[Problem details] Output the material below in full, exactly as it is.

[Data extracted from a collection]
####################
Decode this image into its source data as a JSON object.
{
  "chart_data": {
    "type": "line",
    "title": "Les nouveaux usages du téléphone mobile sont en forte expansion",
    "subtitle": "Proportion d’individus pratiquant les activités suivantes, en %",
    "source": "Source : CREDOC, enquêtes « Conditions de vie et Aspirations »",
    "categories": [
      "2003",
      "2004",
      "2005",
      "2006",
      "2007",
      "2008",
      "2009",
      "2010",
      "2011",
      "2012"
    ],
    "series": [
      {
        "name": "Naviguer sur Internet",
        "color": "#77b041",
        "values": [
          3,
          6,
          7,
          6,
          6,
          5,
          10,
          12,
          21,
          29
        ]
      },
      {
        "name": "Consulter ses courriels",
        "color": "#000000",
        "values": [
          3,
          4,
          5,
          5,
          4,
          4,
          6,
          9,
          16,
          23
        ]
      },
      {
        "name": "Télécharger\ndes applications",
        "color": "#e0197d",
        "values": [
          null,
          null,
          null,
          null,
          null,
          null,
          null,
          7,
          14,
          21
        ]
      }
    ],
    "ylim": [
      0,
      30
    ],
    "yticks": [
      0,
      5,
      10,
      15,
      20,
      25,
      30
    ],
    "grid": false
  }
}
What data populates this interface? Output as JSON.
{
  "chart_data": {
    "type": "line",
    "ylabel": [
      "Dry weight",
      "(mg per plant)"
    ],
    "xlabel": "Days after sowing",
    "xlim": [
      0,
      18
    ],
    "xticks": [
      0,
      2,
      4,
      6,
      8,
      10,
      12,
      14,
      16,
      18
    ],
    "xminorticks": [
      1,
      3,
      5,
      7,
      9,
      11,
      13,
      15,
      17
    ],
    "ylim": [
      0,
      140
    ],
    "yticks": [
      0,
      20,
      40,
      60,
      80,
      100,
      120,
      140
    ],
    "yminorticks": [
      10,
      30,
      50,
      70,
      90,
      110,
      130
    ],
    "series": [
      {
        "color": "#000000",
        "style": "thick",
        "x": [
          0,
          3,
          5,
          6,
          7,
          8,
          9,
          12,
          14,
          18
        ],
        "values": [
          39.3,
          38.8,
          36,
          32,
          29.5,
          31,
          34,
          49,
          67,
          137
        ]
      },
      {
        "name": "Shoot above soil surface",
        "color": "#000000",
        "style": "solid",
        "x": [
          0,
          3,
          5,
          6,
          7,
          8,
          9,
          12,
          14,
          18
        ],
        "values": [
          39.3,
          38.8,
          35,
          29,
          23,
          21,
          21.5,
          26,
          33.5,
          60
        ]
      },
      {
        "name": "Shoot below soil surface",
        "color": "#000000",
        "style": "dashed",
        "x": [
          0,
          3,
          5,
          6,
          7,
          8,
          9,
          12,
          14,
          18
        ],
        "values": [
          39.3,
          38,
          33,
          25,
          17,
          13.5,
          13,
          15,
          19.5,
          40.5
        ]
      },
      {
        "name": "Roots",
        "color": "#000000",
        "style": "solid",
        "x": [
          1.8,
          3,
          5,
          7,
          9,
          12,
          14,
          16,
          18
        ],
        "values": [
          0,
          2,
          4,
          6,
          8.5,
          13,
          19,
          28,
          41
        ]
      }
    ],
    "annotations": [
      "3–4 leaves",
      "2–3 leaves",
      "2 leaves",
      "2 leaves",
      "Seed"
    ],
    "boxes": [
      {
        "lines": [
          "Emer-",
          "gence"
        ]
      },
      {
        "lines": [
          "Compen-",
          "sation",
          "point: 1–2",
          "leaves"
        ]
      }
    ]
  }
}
####################
[Answer to the problem]
Decode this image into its source data as a JSON object.
{
  "chart_data": {
    "type": "line",
    "title": "Les nouveaux usages du téléphone mobile sont en forte expansion",
    "subtitle": "Proportion d’individus pratiquant les activités suivantes, en %",
    "source": "Source : CREDOC, enquêtes « Conditions de vie et Aspirations »",
    "categories": [
      "2003",
      "2004",
      "2005",
      "2006",
      "2007",
      "2008",
      "2009",
      "2010",
      "2011",
      "2012"
    ],
    "series": [
      {
        "name": "Naviguer sur Internet",
        "color": "#77b041",
        "values": [
          3,
          6,
          7,
          6,
          6,
          5,
          10,
          12,
          21,
          29
        ]
      },
      {
        "name": "Consulter ses courriels",
        "color": "#000000",
        "values": [
          3,
          4,
          5,
          5,
          4,
          4,
          6,
          9,
          16,
          23
        ]
      },
      {
        "name": "Télécharger\ndes applications",
        "color": "#e0197d",
        "values": [
          null,
          null,
          null,
          null,
          null,
          null,
          null,
          7,
          14,
          21
        ]
      }
    ],
    "ylim": [
      0,
      30
    ],
    "yticks": [
      0,
      5,
      10,
      15,
      20,
      25,
      30
    ],
    "grid": false
  }
}
What data populates this interface? Output as JSON.
{
  "chart_data": {
    "type": "line",
    "ylabel": [
      "Dry weight",
      "(mg per plant)"
    ],
    "xlabel": "Days after sowing",
    "xlim": [
      0,
      18
    ],
    "xticks": [
      0,
      2,
      4,
      6,
      8,
      10,
      12,
      14,
      16,
      18
    ],
    "xminorticks": [
      1,
      3,
      5,
      7,
      9,
      11,
      13,
      15,
      17
    ],
    "ylim": [
      0,
      140
    ],
    "yticks": [
      0,
      20,
      40,
      60,
      80,
      100,
      120,
      140
    ],
    "yminorticks": [
      10,
      30,
      50,
      70,
      90,
      110,
      130
    ],
    "series": [
      {
        "color": "#000000",
        "style": "thick",
        "x": [
          0,
          3,
          5,
          6,
          7,
          8,
          9,
          12,
          14,
          18
        ],
        "values": [
          39.3,
          38.8,
          36,
          32,
          29.5,
          31,
          34,
          49,
          67,
          137
        ]
      },
      {
        "name": "Shoot above soil surface",
        "color": "#000000",
        "style": "solid",
        "x": [
          0,
          3,
          5,
          6,
          7,
          8,
          9,
          12,
          14,
          18
        ],
        "values": [
          39.3,
          38.8,
          35,
          29,
          23,
          21,
          21.5,
          26,
          33.5,
          60
        ]
      },
      {
        "name": "Shoot below soil surface",
        "color": "#000000",
        "style": "dashed",
        "x": [
          0,
          3,
          5,
          6,
          7,
          8,
          9,
          12,
          14,
          18
        ],
        "values": [
          39.3,
          38,
          33,
          25,
          17,
          13.5,
          13,
          15,
          19.5,
          40.5
        ]
      },
      {
        "name": "Roots",
        "color": "#000000",
        "style": "solid",
        "x": [
          1.8,
          3,
          5,
          7,
          9,
          12,
          14,
          16,
          18
        ],
        "values": [
          0,
          2,
          4,
          6,
          8.5,
          13,
          19,
          28,
          41
        ]
      }
    ],
    "annotations": [
      "3–4 leaves",
      "2–3 leaves",
      "2 leaves",
      "2 leaves",
      "Seed"
    ],
    "boxes": [
      {
        "lines": [
          "Emer-",
          "gence"
        ]
      },
      {
        "lines": [
          "Compen-",
          "sation",
          "point: 1–2",
          "leaves"
        ]
      }
    ]
  }
}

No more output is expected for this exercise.